* Material for this task:
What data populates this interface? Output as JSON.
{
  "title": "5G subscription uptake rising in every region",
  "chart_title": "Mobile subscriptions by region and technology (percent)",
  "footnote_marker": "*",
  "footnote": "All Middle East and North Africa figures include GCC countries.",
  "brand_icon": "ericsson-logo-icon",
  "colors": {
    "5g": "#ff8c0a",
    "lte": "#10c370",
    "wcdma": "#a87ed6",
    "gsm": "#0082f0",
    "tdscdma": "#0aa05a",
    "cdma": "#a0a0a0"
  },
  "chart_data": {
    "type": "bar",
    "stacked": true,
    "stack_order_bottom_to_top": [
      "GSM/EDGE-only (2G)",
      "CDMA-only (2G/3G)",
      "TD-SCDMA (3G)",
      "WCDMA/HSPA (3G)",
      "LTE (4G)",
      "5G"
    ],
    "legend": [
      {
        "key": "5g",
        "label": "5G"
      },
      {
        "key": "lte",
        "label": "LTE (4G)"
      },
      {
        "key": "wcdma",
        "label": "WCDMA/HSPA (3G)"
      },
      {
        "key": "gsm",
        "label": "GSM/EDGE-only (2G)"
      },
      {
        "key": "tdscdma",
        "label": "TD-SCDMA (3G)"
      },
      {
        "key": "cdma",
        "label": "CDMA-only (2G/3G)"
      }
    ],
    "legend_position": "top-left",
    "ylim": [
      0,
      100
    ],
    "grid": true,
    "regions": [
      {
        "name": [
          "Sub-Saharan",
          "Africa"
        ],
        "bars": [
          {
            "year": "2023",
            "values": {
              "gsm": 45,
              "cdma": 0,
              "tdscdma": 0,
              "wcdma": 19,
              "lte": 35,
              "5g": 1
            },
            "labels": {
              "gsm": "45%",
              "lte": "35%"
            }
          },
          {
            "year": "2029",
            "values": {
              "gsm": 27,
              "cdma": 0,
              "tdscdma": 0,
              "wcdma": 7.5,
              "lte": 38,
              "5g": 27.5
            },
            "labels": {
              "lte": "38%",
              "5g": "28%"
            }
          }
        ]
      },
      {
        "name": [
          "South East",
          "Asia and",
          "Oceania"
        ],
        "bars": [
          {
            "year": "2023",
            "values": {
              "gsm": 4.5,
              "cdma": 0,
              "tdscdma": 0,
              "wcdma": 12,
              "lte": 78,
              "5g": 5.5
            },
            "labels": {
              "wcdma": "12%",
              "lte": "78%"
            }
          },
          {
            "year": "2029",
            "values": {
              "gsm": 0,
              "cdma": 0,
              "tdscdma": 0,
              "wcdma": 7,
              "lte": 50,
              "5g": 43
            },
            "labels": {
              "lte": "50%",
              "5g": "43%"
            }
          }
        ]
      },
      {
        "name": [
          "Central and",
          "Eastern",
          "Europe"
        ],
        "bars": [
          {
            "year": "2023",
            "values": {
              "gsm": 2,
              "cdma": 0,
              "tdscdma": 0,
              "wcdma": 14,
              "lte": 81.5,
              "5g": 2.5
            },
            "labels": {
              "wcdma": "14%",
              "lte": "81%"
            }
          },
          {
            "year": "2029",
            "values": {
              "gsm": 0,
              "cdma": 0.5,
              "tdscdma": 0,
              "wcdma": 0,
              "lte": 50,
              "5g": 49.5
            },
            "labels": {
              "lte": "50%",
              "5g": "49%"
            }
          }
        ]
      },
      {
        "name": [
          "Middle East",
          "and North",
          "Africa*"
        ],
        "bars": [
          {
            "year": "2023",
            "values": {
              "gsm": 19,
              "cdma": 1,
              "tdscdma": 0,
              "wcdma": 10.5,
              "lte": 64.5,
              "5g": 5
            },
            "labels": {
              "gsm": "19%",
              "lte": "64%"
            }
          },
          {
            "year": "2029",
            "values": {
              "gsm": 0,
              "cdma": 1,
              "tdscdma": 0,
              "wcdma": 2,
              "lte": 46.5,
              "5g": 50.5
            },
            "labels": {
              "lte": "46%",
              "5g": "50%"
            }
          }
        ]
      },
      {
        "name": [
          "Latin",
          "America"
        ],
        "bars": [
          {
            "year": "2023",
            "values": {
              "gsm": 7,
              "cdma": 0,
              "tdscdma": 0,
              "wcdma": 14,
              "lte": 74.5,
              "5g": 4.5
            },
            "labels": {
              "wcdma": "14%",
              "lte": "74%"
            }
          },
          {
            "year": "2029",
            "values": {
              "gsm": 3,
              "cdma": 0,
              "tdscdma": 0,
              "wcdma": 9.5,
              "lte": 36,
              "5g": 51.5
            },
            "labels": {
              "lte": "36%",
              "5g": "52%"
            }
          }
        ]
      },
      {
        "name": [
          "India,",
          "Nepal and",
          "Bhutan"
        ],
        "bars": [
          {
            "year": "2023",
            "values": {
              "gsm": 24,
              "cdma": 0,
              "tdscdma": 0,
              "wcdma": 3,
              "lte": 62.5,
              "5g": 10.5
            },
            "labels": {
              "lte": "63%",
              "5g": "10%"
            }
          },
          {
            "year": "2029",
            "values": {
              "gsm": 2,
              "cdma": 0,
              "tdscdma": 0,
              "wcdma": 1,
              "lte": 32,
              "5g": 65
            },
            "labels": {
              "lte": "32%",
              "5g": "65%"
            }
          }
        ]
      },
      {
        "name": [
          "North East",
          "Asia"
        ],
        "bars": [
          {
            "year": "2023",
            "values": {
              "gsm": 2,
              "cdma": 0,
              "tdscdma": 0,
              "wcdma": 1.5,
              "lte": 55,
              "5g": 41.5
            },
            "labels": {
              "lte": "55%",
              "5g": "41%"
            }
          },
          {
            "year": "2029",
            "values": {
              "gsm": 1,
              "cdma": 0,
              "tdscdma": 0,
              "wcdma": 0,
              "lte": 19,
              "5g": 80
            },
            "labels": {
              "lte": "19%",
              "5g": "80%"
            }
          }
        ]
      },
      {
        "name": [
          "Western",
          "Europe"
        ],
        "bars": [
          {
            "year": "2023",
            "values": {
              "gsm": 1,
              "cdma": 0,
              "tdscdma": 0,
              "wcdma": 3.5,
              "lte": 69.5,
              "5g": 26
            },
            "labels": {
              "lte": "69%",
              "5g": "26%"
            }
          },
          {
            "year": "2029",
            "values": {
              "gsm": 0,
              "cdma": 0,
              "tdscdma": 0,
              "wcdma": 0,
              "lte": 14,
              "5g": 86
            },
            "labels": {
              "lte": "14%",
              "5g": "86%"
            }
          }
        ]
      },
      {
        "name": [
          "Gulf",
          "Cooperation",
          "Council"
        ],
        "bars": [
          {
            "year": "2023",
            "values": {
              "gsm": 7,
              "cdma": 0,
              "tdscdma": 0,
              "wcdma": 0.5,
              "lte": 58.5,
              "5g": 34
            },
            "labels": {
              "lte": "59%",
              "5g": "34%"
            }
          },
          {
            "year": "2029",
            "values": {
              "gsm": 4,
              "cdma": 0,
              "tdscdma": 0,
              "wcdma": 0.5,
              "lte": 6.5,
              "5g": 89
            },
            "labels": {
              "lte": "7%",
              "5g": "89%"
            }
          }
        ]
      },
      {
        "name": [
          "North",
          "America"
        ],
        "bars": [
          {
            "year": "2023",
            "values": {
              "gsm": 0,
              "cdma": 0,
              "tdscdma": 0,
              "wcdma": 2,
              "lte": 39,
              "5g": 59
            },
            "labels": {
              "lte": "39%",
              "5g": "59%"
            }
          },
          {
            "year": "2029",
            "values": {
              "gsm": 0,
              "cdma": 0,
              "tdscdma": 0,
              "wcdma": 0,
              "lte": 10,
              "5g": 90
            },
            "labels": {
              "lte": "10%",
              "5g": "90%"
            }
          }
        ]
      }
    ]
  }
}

* Short task: Write out the full set of records exactly as given.

* Answer to this exercise:
What data populates this interface? Output as JSON.
{
  "title": "5G subscription uptake rising in every region",
  "chart_title": "Mobile subscriptions by region and technology (percent)",
  "footnote_marker": "*",
  "footnote": "All Middle East and North Africa figures include GCC countries.",
  "brand_icon": "ericsson-logo-icon",
  "colors": {
    "5g": "#ff8c0a",
    "lte": "#10c370",
    "wcdma": "#a87ed6",
    "gsm": "#0082f0",
    "tdscdma": "#0aa05a",
    "cdma": "#a0a0a0"
  },
  "chart_data": {
    "type": "bar",
    "stacked": true,
    "stack_order_bottom_to_top": [
      "GSM/EDGE-only (2G)",
      "CDMA-only (2G/3G)",
      "TD-SCDMA (3G)",
      "WCDMA/HSPA (3G)",
      "LTE (4G)",
      "5G"
    ],
    "legend": [
      {
        "key": "5g",
        "label": "5G"
      },
      {
        "key": "lte",
        "label": "LTE (4G)"
      },
      {
        "key": "wcdma",
        "label": "WCDMA/HSPA (3G)"
      },
      {
        "key": "gsm",
        "label": "GSM/EDGE-only (2G)"
      },
      {
        "key": "tdscdma",
        "label": "TD-SCDMA (3G)"
      },
      {
        "key": "cdma",
        "label": "CDMA-only (2G/3G)"
      }
    ],
    "legend_position": "top-left",
    "ylim": [
      0,
      100
    ],
    "grid": true,
    "regions": [
      {
        "name": [
          "Sub-Saharan",
          "Africa"
        ],
        "bars": [
          {
            "year": "2023",
            "values": {
              "gsm": 45,
              "cdma": 0,
              "tdscdma": 0,
              "wcdma": 19,
              "lte": 35,
              "5g": 1
            },
            "labels": {
              "gsm": "45%",
              "lte": "35%"
            }
          },
          {
            "year": "2029",
            "values": {
              "gsm": 27,
              "cdma": 0,
              "tdscdma": 0,
              "wcdma": 7.5,
              "lte": 38,
              "5g": 27.5
            },
            "labels": {
              "lte": "38%",
              "5g": "28%"
            }
          }
        ]
      },
      {
        "name": [
          "South East",
          "Asia and",
          "Oceania"
        ],
        "bars": [
          {
            "year": "2023",
            "values": {
              "gsm": 4.5,
              "cdma": 0,
              "tdscdma": 0,
              "wcdma": 12,
              "lte": 78,
              "5g": 5.5
            },
            "labels": {
              "wcdma": "12%",
              "lte": "78%"
            }
          },
          {
            "year": "2029",
            "values": {
              "gsm": 0,
              "cdma": 0,
              "tdscdma": 0,
              "wcdma": 7,
              "lte": 50,
              "5g": 43
            },
            "labels": {
              "lte": "50%",
              "5g": "43%"
            }
          }
        ]
      },
      {
        "name": [
          "Central and",
          "Eastern",
          "Europe"
        ],
        "bars": [
          {
            "year": "2023",
            "values": {
              "gsm": 2,
              "cdma": 0,
              "tdscdma": 0,
              "wcdma": 14,
              "lte": 81.5,
              "5g": 2.5
            },
            "labels": {
              "wcdma": "14%",
              "lte": "81%"
            }
          },
          {
            "year": "2029",
            "values": {
              "gsm": 0,
              "cdma": 0.5,
              "tdscdma": 0,
              "wcdma": 0,
              "lte": 50,
              "5g": 49.5
            },
            "labels": {
              "lte": "50%",
              "5g": "49%"
            }
          }
        ]
      },
      {
        "name": [
          "Middle East",
          "and North",
          "Africa*"
        ],
        "bars": [
          {
            "year": "2023",
            "values": {
              "gsm": 19,
              "cdma": 1,
              "tdscdma": 0,
              "wcdma": 10.5,
              "lte": 64.5,
              "5g": 5
            },
            "labels": {
              "gsm": "19%",
              "lte": "64%"
            }
          },
          {
            "year": "2029",
            "values": {
              "gsm": 0,
              "cdma": 1,
              "tdscdma": 0,
              "wcdma": 2,
              "lte": 46.5,
              "5g": 50.5
            },
            "labels": {
              "lte": "46%",
              "5g": "50%"
            }
          }
        ]
      },
      {
        "name": [
          "Latin",
          "America"
        ],
        "bars": [
          {
            "year": "2023",
            "values": {
              "gsm": 7,
              "cdma": 0,
              "tdscdma": 0,
              "wcdma": 14,
              "lte": 74.5,
              "5g": 4.5
            },
            "labels": {
              "wcdma": "14%",
              "lte": "74%"
            }
          },
          {
            "year": "2029",
            "values": {
              "gsm": 3,
              "cdma": 0,
              "tdscdma": 0,
              "wcdma": 9.5,
              "lte": 36,
              "5g": 51.5
            },
            "labels": {
              "lte": "36%",
              "5g": "52%"
            }
          }
        ]
      },
      {
        "name": [
          "India,",
          "Nepal and",
          "Bhutan"
        ],
        "bars": [
          {
            "year": "2023",
            "values": {
              "gsm": 24,
              "cdma": 0,
              "tdscdma": 0,
              "wcdma": 3,
              "lte": 62.5,
              "5g": 10.5
            },
            "labels": {
              "lte": "63%",
              "5g": "10%"
            }
          },
          {
            "year": "2029",
            "values": {
              "gsm": 2,
              "cdma": 0,
              "tdscdma": 0,
              "wcdma": 1,
              "lte": 32,
              "5g": 65
            },
            "labels": {
              "lte": "32%",
              "5g": "65%"
            }
          }
        ]
      },
      {
        "name": [
          "North East",
          "Asia"
        ],
        "bars": [
          {
            "year": "2023",
            "values": {
              "gsm": 2,
              "cdma": 0,
              "tdscdma": 0,
              "wcdma": 1.5,
              "lte": 55,
              "5g": 41.5
            },
            "labels": {
              "lte": "55%",
              "5g": "41%"
            }
          },
          {
            "year": "2029",
            "values": {
              "gsm": 1,
              "cdma": 0,
              "tdscdma": 0,
              "wcdma": 0,
              "lte": 19,
              "5g": 80
            },
            "labels": {
              "lte": "19%",
              "5g": "80%"
            }
          }
        ]
      },
      {
        "name": [
          "Western",
          "Europe"
        ],
        "bars": [
          {
            "year": "2023",
            "values": {
              "gsm": 1,
              "cdma": 0,
              "tdscdma": 0,
              "wcdma": 3.5,
              "lte": 69.5,
              "5g": 26
            },
            "labels": {
              "lte": "69%",
              "5g": "26%"
            }
          },
          {
            "year": "2029",
            "values": {
              "gsm": 0,
              "cdma": 0,
              "tdscdma": 0,
              "wcdma": 0,
              "lte": 14,
              "5g": 86
            },
            "labels": {
              "lte": "14%",
              "5g": "86%"
            }
          }
        ]
      },
      {
        "name": [
          "Gulf",
          "Cooperation",
          "Council"
        ],
        "bars": [
          {
            "year": "2023",
            "values": {
              "gsm": 7,
              "cdma": 0,
              "tdscdma": 0,
              "wcdma": 0.5,
              "lte": 58.5,
              "5g": 34
            },
            "labels": {
              "lte": "59%",
              "5g": "34%"
            }
          },
          {
            "year": "2029",
            "values": {
              "gsm": 4,
              "cdma": 0,
              "tdscdma": 0,
              "wcdma": 0.5,
              "lte": 6.5,
              "5g": 89
            },
            "labels": {
              "lte": "7%",
              "5g": "89%"
            }
          }
        ]
      },
      {
        "name": [
          "North",
          "America"
        ],
        "bars": [
          {
            "year": "2023",
            "values": {
              "gsm": 0,
              "cdma": 0,
              "tdscdma": 0,
              "wcdma": 2,
              "lte": 39,
              "5g": 59
            },
            "labels": {
              "lte": "39%",
              "5g": "59%"
            }
          },
          {
            "year": "2029",
            "values": {
              "gsm": 0,
              "cdma": 0,
              "tdscdma": 0,
              "wcdma": 0,
              "lte": 10,
              "5g": 90
            },
            "labels": {
              "lte": "10%",
              "5g": "90%"
            }
          }
        ]
      }
    ]
  }
}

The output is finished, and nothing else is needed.